§ Exercise description: Tally the lines containing the word "this" and give the total alone.

§ Information shown:
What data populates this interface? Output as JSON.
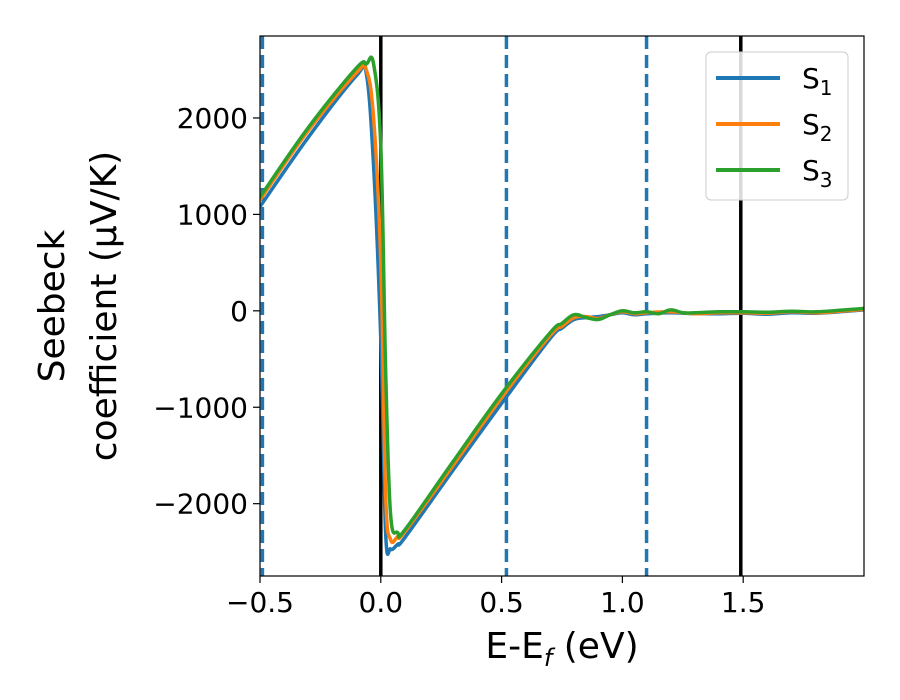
{
  "chart_data": {
    "type": "line",
    "xlabel": "E-E",
    "xlabel_sub": "f",
    "xlabel_unit": " (eV)",
    "ylabel_line1": "Seebeck",
    "ylabel_line2": "coefficient  (μV/K)",
    "xlim": [
      -0.5,
      2.0
    ],
    "ylim": [
      -2750,
      2850
    ],
    "xticks": [
      {
        "value": -0.5,
        "label": "−0.5"
      },
      {
        "value": 0.0,
        "label": "0.0"
      },
      {
        "value": 0.5,
        "label": "0.5"
      },
      {
        "value": 1.0,
        "label": "1.0"
      },
      {
        "value": 1.5,
        "label": "1.5"
      }
    ],
    "yticks": [
      {
        "value": 2000,
        "label": "2000"
      },
      {
        "value": 1000,
        "label": "1000"
      },
      {
        "value": 0,
        "label": "0"
      },
      {
        "value": -1000,
        "label": "−1000"
      },
      {
        "value": -2000,
        "label": "−2000"
      }
    ],
    "grid": false,
    "legend_position": "top-right",
    "vlines": [
      {
        "x": -0.49,
        "style": "dashed",
        "color": "#1f77b4"
      },
      {
        "x": 0.0,
        "style": "solid",
        "color": "#000000"
      },
      {
        "x": 0.52,
        "style": "dashed",
        "color": "#1f77b4"
      },
      {
        "x": 1.1,
        "style": "dashed",
        "color": "#1f77b4"
      },
      {
        "x": 1.49,
        "style": "solid",
        "color": "#000000"
      }
    ],
    "series": [
      {
        "name": "S",
        "subscript": "1",
        "color": "#1f77b4",
        "x": [
          -0.5,
          -0.3,
          -0.1,
          -0.06,
          -0.03,
          0.0,
          0.02,
          0.04,
          0.07,
          0.1,
          0.3,
          0.5,
          0.7,
          0.75,
          0.8,
          0.85,
          0.9,
          0.95,
          1.0,
          1.05,
          1.1,
          1.2,
          1.3,
          1.4,
          1.5,
          1.6,
          1.7,
          1.8,
          1.9,
          2.0
        ],
        "y": [
          1080,
          1800,
          2440,
          2460,
          1500,
          -300,
          -2300,
          -2470,
          -2420,
          -2350,
          -1650,
          -960,
          -290,
          -180,
          -90,
          -70,
          -60,
          -40,
          -20,
          -40,
          -30,
          -20,
          -30,
          -30,
          -25,
          -35,
          -20,
          -25,
          -10,
          10
        ]
      },
      {
        "name": "S",
        "subscript": "2",
        "color": "#ff7f0e",
        "x": [
          -0.5,
          -0.3,
          -0.1,
          -0.06,
          -0.03,
          0.0,
          0.02,
          0.04,
          0.07,
          0.1,
          0.3,
          0.5,
          0.7,
          0.75,
          0.8,
          0.85,
          0.9,
          0.95,
          1.0,
          1.05,
          1.1,
          1.2,
          1.3,
          1.4,
          1.5,
          1.6,
          1.7,
          1.8,
          1.9,
          2.0
        ],
        "y": [
          1150,
          1870,
          2470,
          2500,
          2000,
          500,
          -1900,
          -2370,
          -2340,
          -2290,
          -1600,
          -900,
          -260,
          -160,
          -70,
          -60,
          -80,
          -40,
          -10,
          -30,
          -20,
          -10,
          -30,
          -20,
          -20,
          -25,
          -10,
          -20,
          -5,
          15
        ]
      },
      {
        "name": "S",
        "subscript": "3",
        "color": "#2ca02c",
        "x": [
          -0.5,
          -0.3,
          -0.1,
          -0.06,
          -0.03,
          0.0,
          0.02,
          0.04,
          0.07,
          0.1,
          0.3,
          0.5,
          0.7,
          0.75,
          0.8,
          0.85,
          0.9,
          0.95,
          1.0,
          1.05,
          1.1,
          1.15,
          1.2,
          1.25,
          1.3,
          1.4,
          1.5,
          1.6,
          1.7,
          1.8,
          1.9,
          2.0
        ],
        "y": [
          1180,
          1900,
          2520,
          2560,
          2560,
          1700,
          -600,
          -2100,
          -2300,
          -2270,
          -1560,
          -860,
          -230,
          -130,
          -40,
          -70,
          -90,
          -40,
          0,
          -20,
          -10,
          -30,
          10,
          -20,
          -20,
          -10,
          -10,
          -15,
          -5,
          -10,
          5,
          25
        ]
      }
    ]
  }
}
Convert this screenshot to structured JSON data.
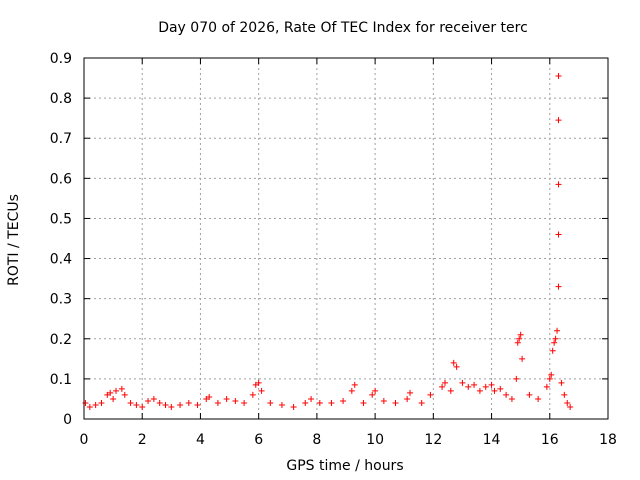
{
  "chart_data": {
    "type": "scatter",
    "title": "Day 070 of 2026, Rate Of TEC Index for receiver terc",
    "xlabel": "GPS time / hours",
    "ylabel": "ROTI / TECUs",
    "xlim": [
      0,
      18
    ],
    "ylim": [
      0,
      0.9
    ],
    "xticks": [
      0,
      2,
      4,
      6,
      8,
      10,
      12,
      14,
      16,
      18
    ],
    "yticks": [
      0,
      0.1,
      0.2,
      0.3,
      0.4,
      0.5,
      0.6,
      0.7,
      0.8,
      0.9
    ],
    "xtick_labels": [
      "0",
      "2",
      "4",
      "6",
      "8",
      "10",
      "12",
      "14",
      "16",
      "18"
    ],
    "ytick_labels": [
      "0",
      "0.1",
      "0.2",
      "0.3",
      "0.4",
      "0.5",
      "0.6",
      "0.7",
      "0.8",
      "0.9"
    ],
    "grid": true,
    "marker": "+",
    "color": "#ff0000",
    "series": [
      {
        "name": "ROTI",
        "points": [
          [
            0.05,
            0.04
          ],
          [
            0.2,
            0.03
          ],
          [
            0.4,
            0.035
          ],
          [
            0.6,
            0.04
          ],
          [
            0.8,
            0.06
          ],
          [
            0.9,
            0.065
          ],
          [
            1.0,
            0.05
          ],
          [
            1.1,
            0.07
          ],
          [
            1.3,
            0.075
          ],
          [
            1.4,
            0.06
          ],
          [
            1.6,
            0.04
          ],
          [
            1.8,
            0.035
          ],
          [
            2.0,
            0.03
          ],
          [
            2.2,
            0.045
          ],
          [
            2.4,
            0.05
          ],
          [
            2.6,
            0.04
          ],
          [
            2.8,
            0.035
          ],
          [
            3.0,
            0.03
          ],
          [
            3.3,
            0.035
          ],
          [
            3.6,
            0.04
          ],
          [
            3.9,
            0.035
          ],
          [
            4.2,
            0.05
          ],
          [
            4.3,
            0.055
          ],
          [
            4.6,
            0.04
          ],
          [
            4.9,
            0.05
          ],
          [
            5.2,
            0.045
          ],
          [
            5.5,
            0.04
          ],
          [
            5.8,
            0.06
          ],
          [
            5.9,
            0.085
          ],
          [
            6.0,
            0.09
          ],
          [
            6.1,
            0.07
          ],
          [
            6.4,
            0.04
          ],
          [
            6.8,
            0.035
          ],
          [
            7.2,
            0.03
          ],
          [
            7.6,
            0.04
          ],
          [
            7.8,
            0.05
          ],
          [
            8.1,
            0.04
          ],
          [
            8.5,
            0.04
          ],
          [
            8.9,
            0.045
          ],
          [
            9.2,
            0.07
          ],
          [
            9.3,
            0.085
          ],
          [
            9.6,
            0.04
          ],
          [
            9.9,
            0.06
          ],
          [
            10.0,
            0.07
          ],
          [
            10.3,
            0.045
          ],
          [
            10.7,
            0.04
          ],
          [
            11.1,
            0.05
          ],
          [
            11.2,
            0.065
          ],
          [
            11.6,
            0.04
          ],
          [
            11.9,
            0.06
          ],
          [
            12.3,
            0.08
          ],
          [
            12.4,
            0.09
          ],
          [
            12.6,
            0.07
          ],
          [
            12.7,
            0.14
          ],
          [
            12.8,
            0.13
          ],
          [
            13.0,
            0.09
          ],
          [
            13.2,
            0.08
          ],
          [
            13.4,
            0.085
          ],
          [
            13.6,
            0.07
          ],
          [
            13.8,
            0.08
          ],
          [
            14.0,
            0.085
          ],
          [
            14.1,
            0.07
          ],
          [
            14.3,
            0.075
          ],
          [
            14.5,
            0.06
          ],
          [
            14.7,
            0.05
          ],
          [
            14.85,
            0.1
          ],
          [
            14.9,
            0.19
          ],
          [
            14.95,
            0.2
          ],
          [
            15.0,
            0.21
          ],
          [
            15.05,
            0.15
          ],
          [
            15.3,
            0.06
          ],
          [
            15.6,
            0.05
          ],
          [
            15.9,
            0.08
          ],
          [
            16.0,
            0.1
          ],
          [
            16.05,
            0.11
          ],
          [
            16.1,
            0.17
          ],
          [
            16.15,
            0.19
          ],
          [
            16.2,
            0.2
          ],
          [
            16.25,
            0.22
          ],
          [
            16.3,
            0.33
          ],
          [
            16.3,
            0.46
          ],
          [
            16.3,
            0.585
          ],
          [
            16.3,
            0.745
          ],
          [
            16.3,
            0.855
          ],
          [
            16.4,
            0.09
          ],
          [
            16.5,
            0.06
          ],
          [
            16.6,
            0.04
          ],
          [
            16.7,
            0.03
          ]
        ]
      }
    ]
  }
}
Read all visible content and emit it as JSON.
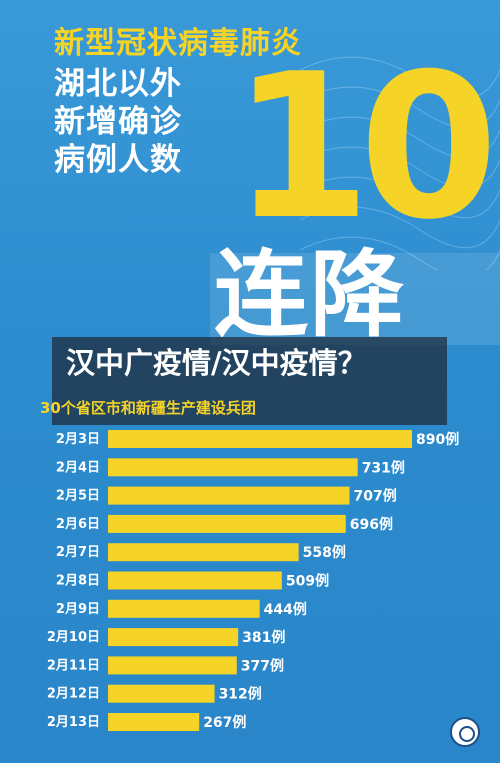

§ Reply to the exercise: 2